-- start Excerpted passage --

Today, Ahmanson says he is more mature than the card-carrying Reconstructionist who told the Orange County Register in 1985: "My goal is the total integration of biblical law into our lives." In brief, written responses to questions I e-mailed to him, he placed special emphasis on his disagreement with Rushdoony's opinion that homosexuals should be executed. "Due to my association with Rushdoony, reporters have often assumed that I agree with him in all applications of the penalties of the Old Testament Law, particularly the stoning of homosexuals," Ahmanson wrote. "My vision for homosexuals is life, not death, not death by stoning or any other form of execution, not a long, lingering, painful death from AIDS, not a violent death by assault, and not a tragic death by suicide. My understanding of Christianity is that we are all broken, in need of healing and restoration. So far as I can tell, the only hope for our healing is through faith in Jesus Christ and the power of his resurrection from the dead."

While Ahmanson was reluctant to speak, his wife clarified his views for me in a series of interviews that marked her first encounter with the press since 1992. In our talks, she recounted how she and her husband met in 1984, in their 30s, while she was covering religion and the San Bernardino square-dancing scene for the Orange County Register. As a dyed-in-the-wool Calvinist, raised Christian in Perryville, Iowa, schooled at Calvin College, and a teacher at what she called "experimental Christian" schools throughout Canada as a young woman, she made a perfect match for Ahmanson. Two years later they were married. With her media experience and extensive theological education to go with a warm, refreshingly humorous personality that constrasts starkly with her husband's insularity, Mrs. Ahmanson has enthusiastically taken on the role of his able spokesperson and indefatigable guardian.

-- end Excerpted passage --

## What you are asked to do
Could you set down the full passage on Ahmanson and his wife above, word for word?

-- start Data extract --

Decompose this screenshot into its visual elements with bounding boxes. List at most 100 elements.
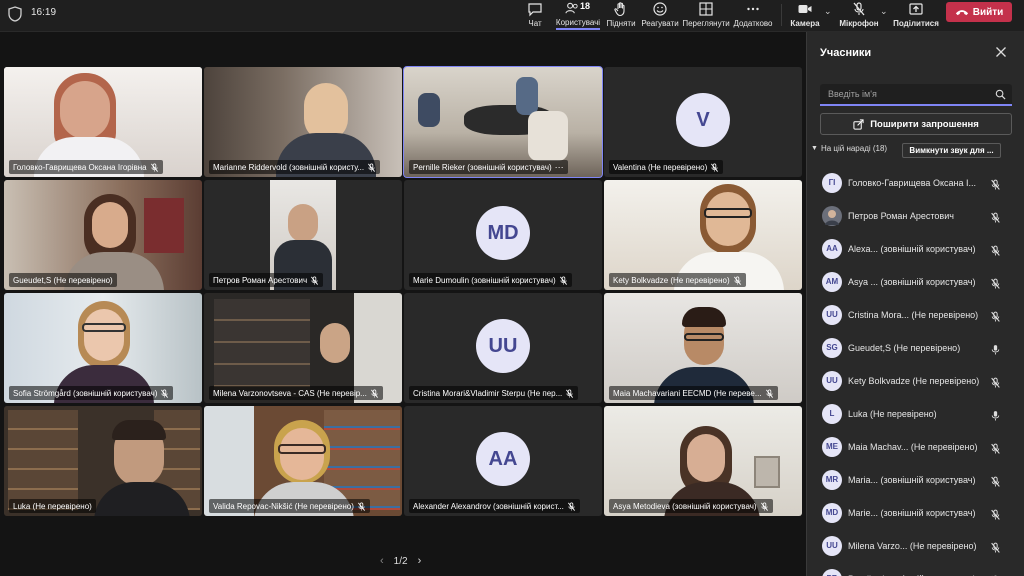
mic-options-chevron-icon[interactable]: ⌄	[880, 6, 888, 17]
more-options-icon[interactable]: ···	[555, 162, 564, 172]
camera-icon	[798, 5, 812, 13]
participant-tile[interactable]: Valida Repovac-Nikšić (Не перевірено)	[204, 406, 402, 516]
participant-tile[interactable]: Петров Роман Арестович	[204, 180, 402, 290]
in-meeting-section-toggle[interactable]: ▼ На цій нараді (18)	[811, 144, 887, 153]
participant-name: Marie... (зовнішній користувач)	[848, 507, 976, 518]
mic-off-icon	[150, 162, 158, 172]
previous-page-icon[interactable]: ‹	[380, 555, 384, 567]
tile-name-tag: Asya Metodieva (зовнішній користувач)	[609, 499, 773, 513]
avatar: SG	[822, 337, 842, 358]
participant-row[interactable]: ME Maia Machav... (Не перевірено)	[807, 430, 1024, 463]
mic-off-icon	[990, 441, 1001, 454]
participant-name: Maria... (зовнішній користувач)	[848, 474, 976, 485]
tile-name-tag: Cristina Morari&Vladimir Sterpu (Не пер.…	[409, 386, 579, 400]
tile-name: Maia Machavariani EECMD (Не переве...	[613, 388, 762, 398]
participant-row[interactable]: SG Gueudet,S (Не перевірено)	[807, 331, 1024, 364]
mic-off-icon	[990, 375, 1001, 388]
participant-tile[interactable]: Sofia Strömgård (зовнішній користувач)	[4, 293, 202, 403]
participant-tile[interactable]: Головко-Гаврищева Оксана Ігорівна	[4, 67, 202, 177]
search-icon[interactable]	[995, 89, 1006, 100]
view-label: Переглянути	[682, 19, 730, 28]
participant-tile[interactable]: Milena Varzonovtseva - CAS (Не перевір..…	[204, 293, 402, 403]
mic-off-icon	[161, 388, 169, 398]
tile-name-tag: Valida Repovac-Nikšić (Не перевірено)	[209, 499, 370, 513]
avatar: AA	[822, 238, 842, 259]
participant-row[interactable]: MD Marie... (зовнішній користувач)	[807, 496, 1024, 529]
leave-label: Вийти	[972, 6, 1004, 18]
section-label: На цій нараді (18)	[820, 144, 888, 153]
more-button[interactable]: Додатково	[733, 0, 773, 30]
participant-row[interactable]: UU Milena Varzo... (Не перевірено)	[807, 529, 1024, 562]
tile-name: Петров Роман Арестович	[213, 275, 308, 285]
tile-name: Valentina (Не перевірено)	[613, 162, 708, 172]
search-input[interactable]	[820, 84, 980, 104]
view-button[interactable]: Переглянути	[682, 0, 730, 30]
participant-tile[interactable]: V Valentina (Не перевірено)	[604, 67, 802, 177]
participant-tile[interactable]: Marianne Riddervold (зовнішній користу..…	[204, 67, 402, 177]
raise-label: Підняти	[606, 19, 636, 28]
participant-name: Cristina Mora... (Не перевірено)	[848, 309, 979, 320]
camera-button[interactable]: Камера	[790, 0, 820, 30]
chat-icon	[528, 3, 542, 17]
participant-tile[interactable]: Luka (Не перевірено)	[4, 406, 202, 516]
participant-name: Головко-Гаврищева Оксана І...	[848, 177, 976, 188]
avatar: L	[822, 403, 842, 424]
smile-icon	[653, 2, 667, 16]
tile-name: Marie Dumoulin (зовнішній користувач)	[413, 275, 556, 285]
participant-tile[interactable]: Kety Bolkvadze (Не перевірено)	[604, 180, 802, 290]
tile-name-tag: Marie Dumoulin (зовнішній користувач)	[409, 273, 572, 287]
people-button[interactable]: 18 Користувачі	[555, 0, 601, 30]
panel-title: Учасники	[820, 47, 872, 59]
participant-name: Alexa... (зовнішній користувач)	[848, 243, 976, 254]
participant-row[interactable]: MR Maria... (зовнішній користувач)	[807, 463, 1024, 496]
participant-row[interactable]: UU Kety Bolkvadze (Не перевірено)	[807, 364, 1024, 397]
participant-tile[interactable]: AA Alexander Alexandrov (зовнішній корис…	[404, 406, 602, 516]
camera-label: Камера	[790, 19, 820, 28]
camera-options-chevron-icon[interactable]: ⌄	[824, 6, 832, 17]
tile-name-tag: Alexander Alexandrov (зовнішній корист..…	[409, 499, 580, 513]
participant-row[interactable]: AA Alexa... (зовнішній користувач)	[807, 232, 1024, 265]
chat-button[interactable]: Чат	[523, 0, 547, 30]
mic-label: Мікрофон	[839, 19, 879, 28]
participant-row[interactable]: UU Cristina Mora... (Не перевірено)	[807, 298, 1024, 331]
mic-off-icon	[368, 162, 376, 172]
tile-name: Cristina Morari&Vladimir Sterpu (Не пер.…	[413, 388, 563, 398]
share-invite-button[interactable]: Поширити запрошення	[820, 113, 1012, 135]
participant-row[interactable]: PRPernil... (зовнішній користувач)	[807, 562, 1024, 576]
participant-tile[interactable]: Maia Machavariani EECMD (Не переве...	[604, 293, 802, 403]
mic-on-icon	[990, 342, 1001, 355]
mute-all-button[interactable]: Вимкнути звук для ...	[902, 143, 1001, 158]
mic-off-icon	[559, 275, 567, 285]
participant-row[interactable]: Петров Роман Арестович	[807, 199, 1024, 232]
participant-name: Петров Роман Арестович	[848, 210, 954, 221]
avatar: ГІ	[822, 172, 842, 193]
participant-name: Gueudet,S (Не перевірено)	[848, 342, 961, 353]
people-count: 18	[580, 1, 591, 11]
tile-name: Valida Repovac-Nikšić (Не перевірено)	[213, 501, 354, 511]
participant-row[interactable]: AM Asya ... (зовнішній користувач)	[807, 265, 1024, 298]
participant-tile[interactable]: Gueudet,S (Не перевірено)	[4, 180, 202, 290]
raise-hand-button[interactable]: Підняти	[606, 0, 636, 30]
avatar: MD	[476, 206, 530, 260]
avatar	[822, 205, 842, 226]
participant-tile[interactable]: MD Marie Dumoulin (зовнішній користувач)	[404, 180, 602, 290]
participant-tile[interactable]: UU Cristina Morari&Vladimir Sterpu (Не п…	[404, 293, 602, 403]
participant-row[interactable]: L Luka (Не перевірено)	[807, 397, 1024, 430]
participant-tile[interactable]: Asya Metodieva (зовнішній користувач)	[604, 406, 802, 516]
next-page-icon[interactable]: ›	[418, 555, 422, 567]
mic-off-icon	[311, 275, 319, 285]
tile-name: Головко-Гаврищева Оксана Ігорівна	[13, 162, 147, 172]
participant-tile[interactable]: Pernille Rieker (зовнішній користувач) ··…	[403, 66, 603, 178]
tile-name: Milena Varzonovtseva - CAS (Не перевір..…	[213, 388, 367, 398]
share-button[interactable]: Поділитися	[893, 0, 939, 30]
tile-name-tag: Luka (Не перевірено)	[9, 499, 96, 513]
react-button[interactable]: Реагувати	[641, 0, 679, 30]
avatar: ME	[822, 436, 842, 457]
mic-on-icon	[990, 408, 1001, 421]
close-icon[interactable]	[995, 46, 1007, 58]
avatar: MD	[822, 502, 842, 523]
participant-row[interactable]: ГІ Головко-Гаврищева Оксана І...	[807, 166, 1024, 199]
microphone-button[interactable]: Мікрофон	[839, 0, 879, 30]
tile-name-tag: Maia Machavariani EECMD (Не переве...	[609, 386, 778, 400]
leave-button[interactable]: Вийти	[946, 2, 1012, 22]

-- end Data extract --

## Solution for this task
Today, Ahmanson says he is more mature than the card-carrying Reconstructionist who told the Orange County Register in 1985: "My goal is the total integration of biblical law into our lives." In brief, written responses to questions I e-mailed to him, he placed special emphasis on his disagreement with Rushdoony's opinion that homosexuals should be executed. "Due to my association with Rushdoony, reporters have often assumed that I agree with him in all applications of the penalties of the Old Testament Law, particularly the stoning of homosexuals," Ahmanson wrote. "My vision for homosexuals is life, not death, not death by stoning or any other form of execution, not a long, lingering, painful death from AIDS, not a violent death by assault, and not a tragic death by suicide. My understanding of Christianity is that we are all broken, in need of healing and restoration. So far as I can tell, the only hope for our healing is through faith in Jesus Christ and the power of his resurrection from the dead."

While Ahmanson was reluctant to speak, his wife clarified his views for me in a series of interviews that marked her first encounter with the press since 1992. In our talks, she recounted how she and her husband met in 1984, in their 30s, while she was covering religion and the San Bernardino square-dancing scene for the Orange County Register. As a dyed-in-the-wool Calvinist, raised Christian in Perryville, Iowa, schooled at Calvin College, and a teacher at what she called "experimental Christian" schools throughout Canada as a young woman, she made a perfect match for Ahmanson. Two years later they were married. With her media experience and extensive theological education to go with a warm, refreshingly humorous personality that constrasts starkly with her husband's insularity, Mrs. Ahmanson has enthusiastically taken on the role of his able spokesperson and indefatigable guardian.